DIRECTIONS FOR THIS TASK: Extract the full listing below without altering a single character.

[start EXCERPTED RECORDS]

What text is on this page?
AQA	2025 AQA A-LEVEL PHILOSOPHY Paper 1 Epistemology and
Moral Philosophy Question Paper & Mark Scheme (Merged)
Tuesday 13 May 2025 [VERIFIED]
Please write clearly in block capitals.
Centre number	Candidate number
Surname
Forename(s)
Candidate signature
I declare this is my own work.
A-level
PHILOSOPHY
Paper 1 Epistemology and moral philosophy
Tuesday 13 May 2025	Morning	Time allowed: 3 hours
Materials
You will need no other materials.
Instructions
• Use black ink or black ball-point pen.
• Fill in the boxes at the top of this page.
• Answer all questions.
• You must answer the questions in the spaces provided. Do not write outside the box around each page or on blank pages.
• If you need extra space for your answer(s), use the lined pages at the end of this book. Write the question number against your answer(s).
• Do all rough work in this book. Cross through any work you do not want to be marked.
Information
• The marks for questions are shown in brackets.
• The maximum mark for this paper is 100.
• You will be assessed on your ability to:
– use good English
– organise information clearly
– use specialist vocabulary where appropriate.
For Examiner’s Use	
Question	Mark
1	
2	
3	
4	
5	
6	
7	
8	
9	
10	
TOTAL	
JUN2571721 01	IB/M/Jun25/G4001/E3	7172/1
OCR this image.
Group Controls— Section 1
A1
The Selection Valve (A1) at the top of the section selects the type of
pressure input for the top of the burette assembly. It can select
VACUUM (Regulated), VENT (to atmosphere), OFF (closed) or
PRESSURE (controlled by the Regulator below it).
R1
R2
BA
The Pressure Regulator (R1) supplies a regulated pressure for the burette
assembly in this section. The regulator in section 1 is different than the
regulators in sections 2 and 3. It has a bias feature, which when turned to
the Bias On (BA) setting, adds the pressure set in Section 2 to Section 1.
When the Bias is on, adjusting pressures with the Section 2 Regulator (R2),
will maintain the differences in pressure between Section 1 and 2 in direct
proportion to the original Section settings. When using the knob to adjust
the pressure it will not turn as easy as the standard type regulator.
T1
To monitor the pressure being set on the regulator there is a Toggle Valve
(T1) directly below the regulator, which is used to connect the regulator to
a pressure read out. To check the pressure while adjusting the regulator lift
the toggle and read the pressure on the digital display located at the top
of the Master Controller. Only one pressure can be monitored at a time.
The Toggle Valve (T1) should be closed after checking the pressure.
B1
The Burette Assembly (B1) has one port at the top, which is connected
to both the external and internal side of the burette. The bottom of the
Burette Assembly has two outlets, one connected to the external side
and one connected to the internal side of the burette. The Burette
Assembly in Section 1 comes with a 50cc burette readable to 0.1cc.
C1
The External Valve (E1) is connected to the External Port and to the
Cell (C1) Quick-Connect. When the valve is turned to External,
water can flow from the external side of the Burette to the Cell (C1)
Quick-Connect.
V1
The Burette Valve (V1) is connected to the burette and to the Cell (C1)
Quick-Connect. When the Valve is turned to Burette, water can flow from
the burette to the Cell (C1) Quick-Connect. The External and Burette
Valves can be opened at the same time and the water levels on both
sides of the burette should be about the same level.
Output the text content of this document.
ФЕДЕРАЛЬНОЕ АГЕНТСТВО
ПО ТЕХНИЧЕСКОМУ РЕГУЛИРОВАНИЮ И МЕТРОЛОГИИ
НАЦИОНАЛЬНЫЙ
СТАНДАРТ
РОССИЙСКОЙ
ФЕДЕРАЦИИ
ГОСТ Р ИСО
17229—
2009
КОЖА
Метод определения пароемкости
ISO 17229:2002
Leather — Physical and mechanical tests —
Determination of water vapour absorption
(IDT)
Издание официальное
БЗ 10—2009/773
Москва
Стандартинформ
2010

[end EXCERPTED RECORDS]

SOLUTION FOR THIS EXERCISE:
What text is on this page?
AQA	2025 AQA A-LEVEL PHILOSOPHY Paper 1 Epistemology and
Moral Philosophy Question Paper & Mark Scheme (Merged)
Tuesday 13 May 2025 [VERIFIED]
Please write clearly in block capitals.
Centre number	Candidate number
Surname
Forename(s)
Candidate signature
I declare this is my own work.
A-level
PHILOSOPHY
Paper 1 Epistemology and moral philosophy
Tuesday 13 May 2025	Morning	Time allowed: 3 hours
Materials
You will need no other materials.
Instructions
• Use black ink or black ball-point pen.
• Fill in the boxes at the top of this page.
• Answer all questions.
• You must answer the questions in the spaces provided. Do not write outside the box around each page or on blank pages.
• If you need extra space for your answer(s), use the lined pages at the end of this book. Write the question number against your answer(s).
• Do all rough work in this book. Cross through any work you do not want to be marked.
Information
• The marks for questions are shown in brackets.
• The maximum mark for this paper is 100.
• You will be assessed on your ability to:
– use good English
– organise information clearly
– use specialist vocabulary where appropriate.
For Examiner’s Use	
Question	Mark
1	
2	
3	
4	
5	
6	
7	
8	
9	
10	
TOTAL	
JUN2571721 01	IB/M/Jun25/G4001/E3	7172/1
OCR this image.
Group Controls— Section 1
A1
The Selection Valve (A1) at the top of the section selects the type of
pressure input for the top of the burette assembly. It can select
VACUUM (Regulated), VENT (to atmosphere), OFF (closed) or
PRESSURE (controlled by the Regulator below it).
R1
R2
BA
The Pressure Regulator (R1) supplies a regulated pressure for the burette
assembly in this section. The regulator in section 1 is different than the
regulators in sections 2 and 3. It has a bias feature, which when turned to
the Bias On (BA) setting, adds the pressure set in Section 2 to Section 1.
When the Bias is on, adjusting pressures with the Section 2 Regulator (R2),
will maintain the differences in pressure between Section 1 and 2 in direct
proportion to the original Section settings. When using the knob to adjust
the pressure it will not turn as easy as the standard type regulator.
T1
To monitor the pressure being set on the regulator there is a Toggle Valve
(T1) directly below the regulator, which is used to connect the regulator to
a pressure read out. To check the pressure while adjusting the regulator lift
the toggle and read the pressure on the digital display located at the top
of the Master Controller. Only one pressure can be monitored at a time.
The Toggle Valve (T1) should be closed after checking the pressure.
B1
The Burette Assembly (B1) has one port at the top, which is connected
to both the external and internal side of the burette. The bottom of the
Burette Assembly has two outlets, one connected to the external side
and one connected to the internal side of the burette. The Burette
Assembly in Section 1 comes with a 50cc burette readable to 0.1cc.
C1
The External Valve (E1) is connected to the External Port and to the
Cell (C1) Quick-Connect. When the valve is turned to External,
water can flow from the external side of the Burette to the Cell (C1)
Quick-Connect.
V1
The Burette Valve (V1) is connected to the burette and to the Cell (C1)
Quick-Connect. When the Valve is turned to Burette, water can flow from
the burette to the Cell (C1) Quick-Connect. The External and Burette
Valves can be opened at the same time and the water levels on both
sides of the burette should be about the same level.
Output the text content of this document.
ФЕДЕРАЛЬНОЕ АГЕНТСТВО
ПО ТЕХНИЧЕСКОМУ РЕГУЛИРОВАНИЮ И МЕТРОЛОГИИ
НАЦИОНАЛЬНЫЙ
СТАНДАРТ
РОССИЙСКОЙ
ФЕДЕРАЦИИ
ГОСТ Р ИСО
17229—
2009
КОЖА
Метод определения пароемкости
ISO 17229:2002
Leather — Physical and mechanical tests —
Determination of water vapour absorption
(IDT)
Издание официальное
БЗ 10—2009/773
Москва
Стандартинформ
2010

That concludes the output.